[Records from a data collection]
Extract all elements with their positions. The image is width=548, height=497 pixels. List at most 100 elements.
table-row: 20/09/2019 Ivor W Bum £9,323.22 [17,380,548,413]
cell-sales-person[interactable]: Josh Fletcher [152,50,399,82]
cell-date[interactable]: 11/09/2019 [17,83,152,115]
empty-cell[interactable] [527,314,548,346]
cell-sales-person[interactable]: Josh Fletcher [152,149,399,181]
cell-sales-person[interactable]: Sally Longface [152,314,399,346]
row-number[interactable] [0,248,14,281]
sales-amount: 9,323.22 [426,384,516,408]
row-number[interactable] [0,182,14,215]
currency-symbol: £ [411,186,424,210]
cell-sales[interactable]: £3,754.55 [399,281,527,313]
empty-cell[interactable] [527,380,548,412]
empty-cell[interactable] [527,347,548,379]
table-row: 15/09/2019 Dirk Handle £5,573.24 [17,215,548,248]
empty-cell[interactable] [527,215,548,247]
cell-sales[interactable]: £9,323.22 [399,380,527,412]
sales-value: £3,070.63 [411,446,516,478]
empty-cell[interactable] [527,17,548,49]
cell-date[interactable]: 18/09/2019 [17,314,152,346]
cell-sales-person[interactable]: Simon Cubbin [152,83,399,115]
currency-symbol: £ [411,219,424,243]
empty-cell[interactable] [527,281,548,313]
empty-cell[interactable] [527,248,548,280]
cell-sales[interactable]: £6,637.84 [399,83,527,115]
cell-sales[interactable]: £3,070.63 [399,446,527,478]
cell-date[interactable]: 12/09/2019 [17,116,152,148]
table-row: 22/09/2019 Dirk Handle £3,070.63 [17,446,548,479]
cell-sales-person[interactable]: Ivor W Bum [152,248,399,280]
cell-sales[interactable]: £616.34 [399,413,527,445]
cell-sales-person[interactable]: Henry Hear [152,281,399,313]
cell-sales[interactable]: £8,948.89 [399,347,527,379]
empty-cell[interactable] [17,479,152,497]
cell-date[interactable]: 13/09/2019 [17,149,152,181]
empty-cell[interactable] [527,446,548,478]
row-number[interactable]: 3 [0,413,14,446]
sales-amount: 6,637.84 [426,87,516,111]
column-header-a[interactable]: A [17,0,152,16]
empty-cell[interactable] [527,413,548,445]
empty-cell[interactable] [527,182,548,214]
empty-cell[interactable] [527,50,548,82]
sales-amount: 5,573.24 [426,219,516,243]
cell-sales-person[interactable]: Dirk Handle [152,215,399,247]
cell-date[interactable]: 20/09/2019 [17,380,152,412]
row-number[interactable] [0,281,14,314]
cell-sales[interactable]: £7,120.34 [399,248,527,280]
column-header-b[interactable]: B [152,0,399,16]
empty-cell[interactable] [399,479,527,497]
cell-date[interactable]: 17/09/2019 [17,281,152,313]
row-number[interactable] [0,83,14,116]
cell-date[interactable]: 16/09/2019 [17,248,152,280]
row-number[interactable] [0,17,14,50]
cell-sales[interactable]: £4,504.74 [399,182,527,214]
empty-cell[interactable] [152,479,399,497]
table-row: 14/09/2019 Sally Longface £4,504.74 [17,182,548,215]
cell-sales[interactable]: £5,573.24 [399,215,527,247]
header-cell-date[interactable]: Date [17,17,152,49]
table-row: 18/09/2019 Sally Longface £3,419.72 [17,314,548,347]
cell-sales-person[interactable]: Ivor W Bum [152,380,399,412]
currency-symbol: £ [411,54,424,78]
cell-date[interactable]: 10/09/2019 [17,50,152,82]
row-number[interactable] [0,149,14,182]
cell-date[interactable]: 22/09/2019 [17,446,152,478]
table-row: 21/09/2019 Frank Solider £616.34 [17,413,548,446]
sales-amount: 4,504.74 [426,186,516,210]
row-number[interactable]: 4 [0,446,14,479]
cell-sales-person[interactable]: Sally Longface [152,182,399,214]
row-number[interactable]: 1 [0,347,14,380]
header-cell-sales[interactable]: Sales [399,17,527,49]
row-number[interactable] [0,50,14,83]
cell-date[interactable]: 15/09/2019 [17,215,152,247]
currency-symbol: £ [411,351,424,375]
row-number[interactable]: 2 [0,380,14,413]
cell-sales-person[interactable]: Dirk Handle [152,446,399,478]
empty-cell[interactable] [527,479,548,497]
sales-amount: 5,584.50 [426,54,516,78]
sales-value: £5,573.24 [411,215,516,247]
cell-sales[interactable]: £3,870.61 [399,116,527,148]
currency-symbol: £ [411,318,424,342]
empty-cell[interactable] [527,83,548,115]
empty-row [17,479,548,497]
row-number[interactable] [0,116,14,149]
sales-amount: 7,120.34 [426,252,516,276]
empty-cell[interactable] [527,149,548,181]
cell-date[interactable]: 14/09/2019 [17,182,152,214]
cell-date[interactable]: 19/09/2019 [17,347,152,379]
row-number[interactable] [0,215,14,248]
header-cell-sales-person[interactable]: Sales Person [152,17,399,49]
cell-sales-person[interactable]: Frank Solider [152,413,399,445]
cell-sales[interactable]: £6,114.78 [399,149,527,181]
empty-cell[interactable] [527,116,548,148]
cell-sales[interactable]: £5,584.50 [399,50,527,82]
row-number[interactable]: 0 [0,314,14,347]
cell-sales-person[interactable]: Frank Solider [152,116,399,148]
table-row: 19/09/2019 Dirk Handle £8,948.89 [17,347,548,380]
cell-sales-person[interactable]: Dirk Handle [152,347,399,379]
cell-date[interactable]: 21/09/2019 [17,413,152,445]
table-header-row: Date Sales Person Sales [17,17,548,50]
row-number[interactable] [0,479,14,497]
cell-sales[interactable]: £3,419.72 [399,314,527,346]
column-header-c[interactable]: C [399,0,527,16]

# WHAT YOU NEED TO DO
Write out each of the lines above again, unchanged and in the same order.

# OUTPUT FOR THIS EXERCISE
Extract all elements with their positions. The image is width=548, height=497 pixels. List at most 100 elements.
table-row: 20/09/2019 Ivor W Bum £9,323.22 [17,380,548,413]
cell-sales-person[interactable]: Josh Fletcher [152,50,399,82]
cell-date[interactable]: 11/09/2019 [17,83,152,115]
empty-cell[interactable] [527,314,548,346]
cell-sales-person[interactable]: Josh Fletcher [152,149,399,181]
cell-sales-person[interactable]: Sally Longface [152,314,399,346]
row-number[interactable] [0,248,14,281]
sales-amount: 9,323.22 [426,384,516,408]
row-number[interactable] [0,182,14,215]
currency-symbol: £ [411,186,424,210]
cell-sales[interactable]: £3,754.55 [399,281,527,313]
empty-cell[interactable] [527,380,548,412]
empty-cell[interactable] [527,347,548,379]
table-row: 15/09/2019 Dirk Handle £5,573.24 [17,215,548,248]
empty-cell[interactable] [527,215,548,247]
cell-sales[interactable]: £9,323.22 [399,380,527,412]
sales-value: £3,070.63 [411,446,516,478]
empty-cell[interactable] [527,17,548,49]
cell-date[interactable]: 18/09/2019 [17,314,152,346]
cell-sales-person[interactable]: Simon Cubbin [152,83,399,115]
currency-symbol: £ [411,219,424,243]
empty-cell[interactable] [527,281,548,313]
empty-cell[interactable] [527,248,548,280]
cell-sales[interactable]: £6,637.84 [399,83,527,115]
cell-sales[interactable]: £3,070.63 [399,446,527,478]
cell-date[interactable]: 12/09/2019 [17,116,152,148]
table-row: 22/09/2019 Dirk Handle £3,070.63 [17,446,548,479]
cell-sales-person[interactable]: Ivor W Bum [152,248,399,280]
cell-sales[interactable]: £616.34 [399,413,527,445]
cell-sales-person[interactable]: Henry Hear [152,281,399,313]
cell-sales[interactable]: £8,948.89 [399,347,527,379]
empty-cell[interactable] [17,479,152,497]
cell-date[interactable]: 13/09/2019 [17,149,152,181]
empty-cell[interactable] [527,446,548,478]
row-number[interactable]: 3 [0,413,14,446]
sales-amount: 6,637.84 [426,87,516,111]
column-header-a[interactable]: A [17,0,152,16]
empty-cell[interactable] [527,413,548,445]
empty-cell[interactable] [527,182,548,214]
empty-cell[interactable] [527,50,548,82]
sales-amount: 5,573.24 [426,219,516,243]
cell-sales-person[interactable]: Dirk Handle [152,215,399,247]
cell-date[interactable]: 20/09/2019 [17,380,152,412]
row-number[interactable] [0,281,14,314]
cell-sales[interactable]: £7,120.34 [399,248,527,280]
column-header-b[interactable]: B [152,0,399,16]
empty-cell[interactable] [399,479,527,497]
cell-date[interactable]: 17/09/2019 [17,281,152,313]
row-number[interactable] [0,83,14,116]
cell-date[interactable]: 16/09/2019 [17,248,152,280]
row-number[interactable] [0,17,14,50]
cell-sales[interactable]: £4,504.74 [399,182,527,214]
empty-cell[interactable] [152,479,399,497]
table-row: 14/09/2019 Sally Longface £4,504.74 [17,182,548,215]
cell-sales[interactable]: £5,573.24 [399,215,527,247]
header-cell-date[interactable]: Date [17,17,152,49]
table-row: 18/09/2019 Sally Longface £3,419.72 [17,314,548,347]
cell-sales-person[interactable]: Ivor W Bum [152,380,399,412]
currency-symbol: £ [411,54,424,78]
cell-date[interactable]: 10/09/2019 [17,50,152,82]
row-number[interactable] [0,149,14,182]
cell-date[interactable]: 22/09/2019 [17,446,152,478]
table-row: 21/09/2019 Frank Solider £616.34 [17,413,548,446]
sales-amount: 4,504.74 [426,186,516,210]
row-number[interactable]: 4 [0,446,14,479]
cell-sales-person[interactable]: Sally Longface [152,182,399,214]
row-number[interactable]: 1 [0,347,14,380]
header-cell-sales[interactable]: Sales [399,17,527,49]
row-number[interactable] [0,50,14,83]
cell-date[interactable]: 15/09/2019 [17,215,152,247]
currency-symbol: £ [411,351,424,375]
row-number[interactable]: 2 [0,380,14,413]
cell-sales-person[interactable]: Dirk Handle [152,446,399,478]
empty-cell[interactable] [527,479,548,497]
sales-amount: 5,584.50 [426,54,516,78]
sales-value: £5,573.24 [411,215,516,247]
cell-sales[interactable]: £3,870.61 [399,116,527,148]
currency-symbol: £ [411,318,424,342]
empty-cell[interactable] [527,83,548,115]
empty-row [17,479,548,497]
row-number[interactable] [0,116,14,149]
sales-amount: 7,120.34 [426,252,516,276]
empty-cell[interactable] [527,149,548,181]
cell-date[interactable]: 14/09/2019 [17,182,152,214]
cell-date[interactable]: 19/09/2019 [17,347,152,379]
row-number[interactable] [0,215,14,248]
header-cell-sales-person[interactable]: Sales Person [152,17,399,49]
cell-sales-person[interactable]: Frank Solider [152,413,399,445]
cell-sales[interactable]: £6,114.78 [399,149,527,181]
empty-cell[interactable] [527,116,548,148]
cell-sales[interactable]: £5,584.50 [399,50,527,82]
row-number[interactable]: 0 [0,314,14,347]
cell-sales-person[interactable]: Frank Solider [152,116,399,148]
table-row: 19/09/2019 Dirk Handle £8,948.89 [17,347,548,380]
cell-sales-person[interactable]: Dirk Handle [152,347,399,379]
cell-date[interactable]: 21/09/2019 [17,413,152,445]
table-header-row: Date Sales Person Sales [17,17,548,50]
row-number[interactable] [0,479,14,497]
cell-sales[interactable]: £3,419.72 [399,314,527,346]
column-header-c[interactable]: C [399,0,527,16]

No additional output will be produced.